[REQUIREMENT]
Check every line of the material below for "Demo". Give the number of lines that have it, and only that.

-------- ENTRIES SUPPLIED --------

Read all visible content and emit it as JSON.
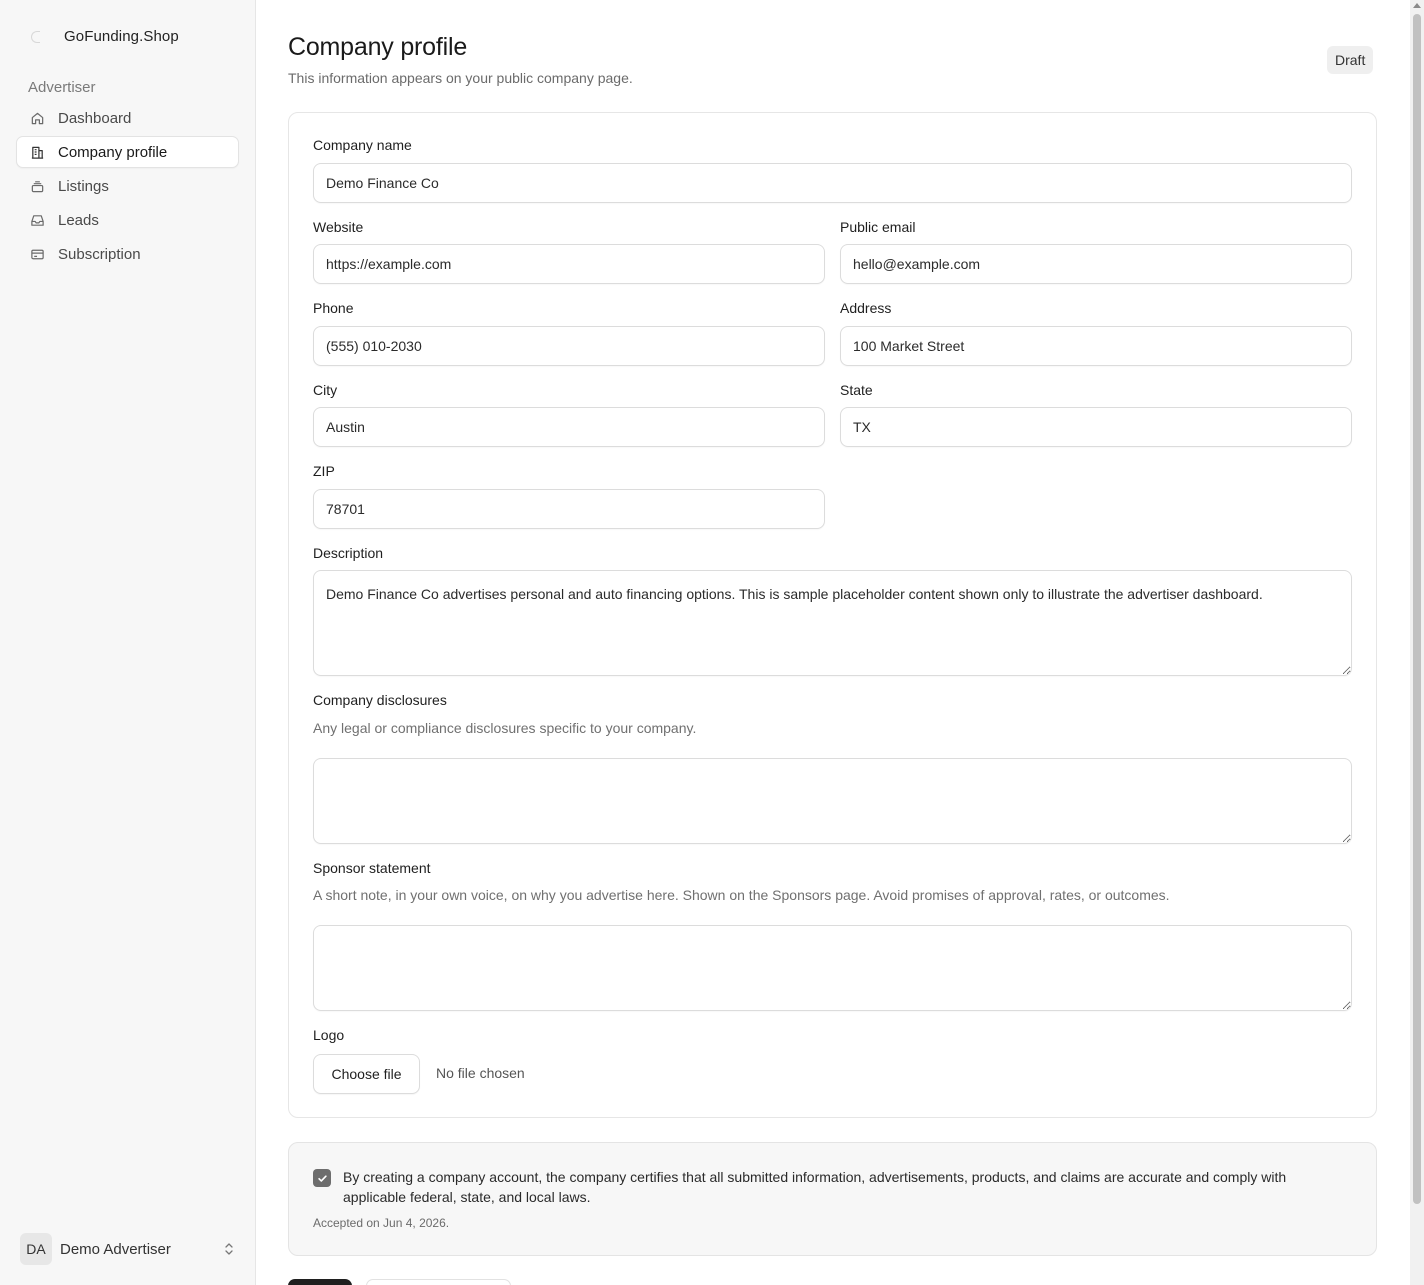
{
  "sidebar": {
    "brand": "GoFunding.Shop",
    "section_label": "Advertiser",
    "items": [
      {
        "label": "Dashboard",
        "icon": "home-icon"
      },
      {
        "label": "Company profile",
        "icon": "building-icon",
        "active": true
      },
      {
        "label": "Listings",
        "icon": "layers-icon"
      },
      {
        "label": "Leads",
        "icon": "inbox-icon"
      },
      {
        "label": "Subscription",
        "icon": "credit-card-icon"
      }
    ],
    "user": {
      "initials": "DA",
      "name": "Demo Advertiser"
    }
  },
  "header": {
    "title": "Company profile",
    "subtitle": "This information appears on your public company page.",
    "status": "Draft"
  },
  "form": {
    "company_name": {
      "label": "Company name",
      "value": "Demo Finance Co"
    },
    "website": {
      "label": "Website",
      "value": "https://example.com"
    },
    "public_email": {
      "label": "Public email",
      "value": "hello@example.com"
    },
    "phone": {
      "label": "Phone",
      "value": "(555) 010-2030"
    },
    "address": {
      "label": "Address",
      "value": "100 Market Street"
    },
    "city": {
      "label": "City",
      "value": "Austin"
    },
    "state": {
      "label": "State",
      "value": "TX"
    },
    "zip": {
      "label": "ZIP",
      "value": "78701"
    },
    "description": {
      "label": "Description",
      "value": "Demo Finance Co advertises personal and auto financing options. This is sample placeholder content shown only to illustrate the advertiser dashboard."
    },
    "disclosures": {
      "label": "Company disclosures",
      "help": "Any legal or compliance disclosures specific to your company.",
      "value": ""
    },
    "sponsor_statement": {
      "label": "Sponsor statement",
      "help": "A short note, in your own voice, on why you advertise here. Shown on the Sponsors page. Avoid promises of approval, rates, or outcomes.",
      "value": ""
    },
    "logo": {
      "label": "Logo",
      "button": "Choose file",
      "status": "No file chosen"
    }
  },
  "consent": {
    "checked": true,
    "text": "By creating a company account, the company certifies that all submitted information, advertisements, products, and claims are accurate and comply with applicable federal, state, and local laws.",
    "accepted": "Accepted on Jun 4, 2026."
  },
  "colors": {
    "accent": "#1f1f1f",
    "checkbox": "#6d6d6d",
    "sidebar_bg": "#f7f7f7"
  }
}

--------
-------- ENTRIES SUPPLIED --------

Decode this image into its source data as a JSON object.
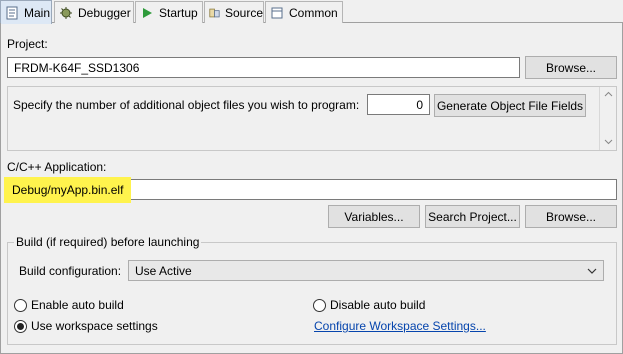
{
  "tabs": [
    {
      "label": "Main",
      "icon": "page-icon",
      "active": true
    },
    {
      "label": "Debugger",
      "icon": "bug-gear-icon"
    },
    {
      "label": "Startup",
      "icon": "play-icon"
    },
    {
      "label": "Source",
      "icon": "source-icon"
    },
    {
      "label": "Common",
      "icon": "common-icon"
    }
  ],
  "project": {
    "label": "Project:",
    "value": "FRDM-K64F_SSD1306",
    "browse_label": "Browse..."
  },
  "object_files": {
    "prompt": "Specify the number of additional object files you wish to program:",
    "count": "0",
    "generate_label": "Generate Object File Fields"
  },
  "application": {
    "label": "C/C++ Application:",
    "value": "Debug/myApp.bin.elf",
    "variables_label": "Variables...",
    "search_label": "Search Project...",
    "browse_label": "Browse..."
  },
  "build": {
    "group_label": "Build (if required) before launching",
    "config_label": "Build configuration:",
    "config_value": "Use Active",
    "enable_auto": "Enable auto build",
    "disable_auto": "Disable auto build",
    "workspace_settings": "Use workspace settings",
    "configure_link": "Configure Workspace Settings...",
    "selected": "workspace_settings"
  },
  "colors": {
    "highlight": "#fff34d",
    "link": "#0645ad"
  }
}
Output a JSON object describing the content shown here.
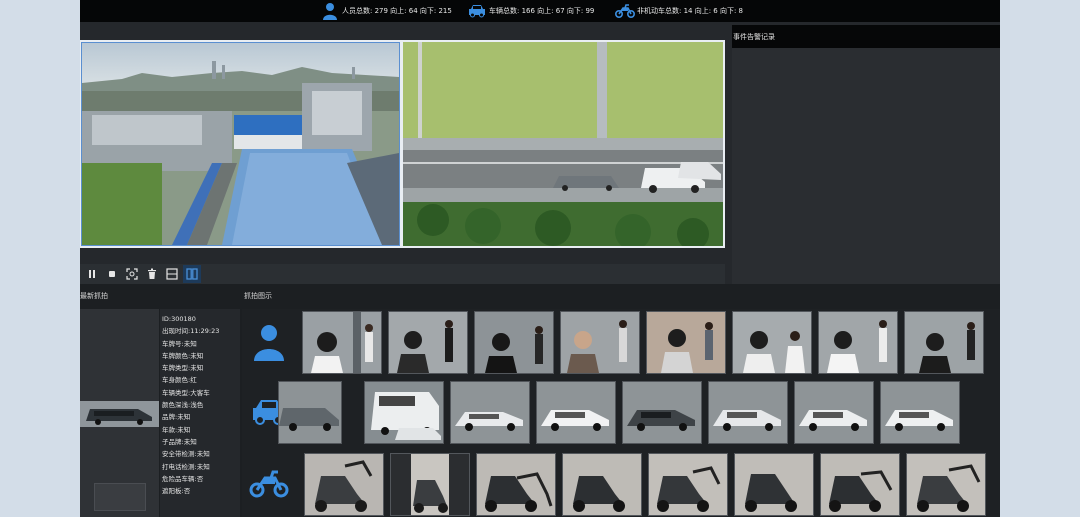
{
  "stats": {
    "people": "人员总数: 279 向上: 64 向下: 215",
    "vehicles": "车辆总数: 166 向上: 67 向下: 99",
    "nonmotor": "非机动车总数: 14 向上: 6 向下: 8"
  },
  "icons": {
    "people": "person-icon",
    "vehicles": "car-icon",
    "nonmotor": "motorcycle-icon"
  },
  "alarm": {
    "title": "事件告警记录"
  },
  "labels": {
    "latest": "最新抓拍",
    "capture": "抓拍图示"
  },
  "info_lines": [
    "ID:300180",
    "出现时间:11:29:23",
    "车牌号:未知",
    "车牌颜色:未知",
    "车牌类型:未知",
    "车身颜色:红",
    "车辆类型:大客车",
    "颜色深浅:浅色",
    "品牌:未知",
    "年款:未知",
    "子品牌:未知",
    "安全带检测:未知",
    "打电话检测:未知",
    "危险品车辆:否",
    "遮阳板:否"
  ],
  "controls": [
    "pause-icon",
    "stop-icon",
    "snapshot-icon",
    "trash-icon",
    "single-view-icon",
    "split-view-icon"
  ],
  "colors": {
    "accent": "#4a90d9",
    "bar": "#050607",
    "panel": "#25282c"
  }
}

--------

[RESULT]
3